#### Instructions for the task
Every record below is to be retyped exactly.

#### Data to process
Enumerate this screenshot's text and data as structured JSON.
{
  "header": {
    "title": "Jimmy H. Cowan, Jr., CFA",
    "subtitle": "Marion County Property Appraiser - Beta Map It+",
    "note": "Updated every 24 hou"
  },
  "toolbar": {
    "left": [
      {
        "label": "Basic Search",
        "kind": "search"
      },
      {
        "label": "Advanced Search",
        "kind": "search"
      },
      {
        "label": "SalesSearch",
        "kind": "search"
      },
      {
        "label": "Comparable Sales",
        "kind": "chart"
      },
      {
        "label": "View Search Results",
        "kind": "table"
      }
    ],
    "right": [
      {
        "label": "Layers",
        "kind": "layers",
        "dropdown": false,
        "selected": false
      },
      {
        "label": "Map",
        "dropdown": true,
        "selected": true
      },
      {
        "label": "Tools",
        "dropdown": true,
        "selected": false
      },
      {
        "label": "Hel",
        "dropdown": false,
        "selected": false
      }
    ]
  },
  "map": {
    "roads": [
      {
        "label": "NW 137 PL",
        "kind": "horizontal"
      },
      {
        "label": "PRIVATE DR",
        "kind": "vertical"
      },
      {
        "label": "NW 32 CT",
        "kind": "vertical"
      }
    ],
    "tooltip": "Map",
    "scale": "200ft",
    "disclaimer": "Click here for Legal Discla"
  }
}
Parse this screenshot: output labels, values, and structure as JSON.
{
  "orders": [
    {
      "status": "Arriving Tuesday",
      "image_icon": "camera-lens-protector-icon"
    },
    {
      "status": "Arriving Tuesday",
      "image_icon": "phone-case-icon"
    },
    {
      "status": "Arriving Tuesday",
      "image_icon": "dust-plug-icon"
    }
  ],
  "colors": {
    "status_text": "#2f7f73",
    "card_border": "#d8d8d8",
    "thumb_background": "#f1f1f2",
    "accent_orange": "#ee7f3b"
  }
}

#### Answer in full
Enumerate this screenshot's text and data as structured JSON.
{
  "header": {
    "title": "Jimmy H. Cowan, Jr., CFA",
    "subtitle": "Marion County Property Appraiser - Beta Map It+",
    "note": "Updated every 24 hou"
  },
  "toolbar": {
    "left": [
      {
        "label": "Basic Search",
        "kind": "search"
      },
      {
        "label": "Advanced Search",
        "kind": "search"
      },
      {
        "label": "SalesSearch",
        "kind": "search"
      },
      {
        "label": "Comparable Sales",
        "kind": "chart"
      },
      {
        "label": "View Search Results",
        "kind": "table"
      }
    ],
    "right": [
      {
        "label": "Layers",
        "kind": "layers",
        "dropdown": false,
        "selected": false
      },
      {
        "label": "Map",
        "dropdown": true,
        "selected": true
      },
      {
        "label": "Tools",
        "dropdown": true,
        "selected": false
      },
      {
        "label": "Hel",
        "dropdown": false,
        "selected": false
      }
    ]
  },
  "map": {
    "roads": [
      {
        "label": "NW 137 PL",
        "kind": "horizontal"
      },
      {
        "label": "PRIVATE DR",
        "kind": "vertical"
      },
      {
        "label": "NW 32 CT",
        "kind": "vertical"
      }
    ],
    "tooltip": "Map",
    "scale": "200ft",
    "disclaimer": "Click here for Legal Discla"
  }
}
Parse this screenshot: output labels, values, and structure as JSON.
{
  "orders": [
    {
      "status": "Arriving Tuesday",
      "image_icon": "camera-lens-protector-icon"
    },
    {
      "status": "Arriving Tuesday",
      "image_icon": "phone-case-icon"
    },
    {
      "status": "Arriving Tuesday",
      "image_icon": "dust-plug-icon"
    }
  ],
  "colors": {
    "status_text": "#2f7f73",
    "card_border": "#d8d8d8",
    "thumb_background": "#f1f1f2",
    "accent_orange": "#ee7f3b"
  }
}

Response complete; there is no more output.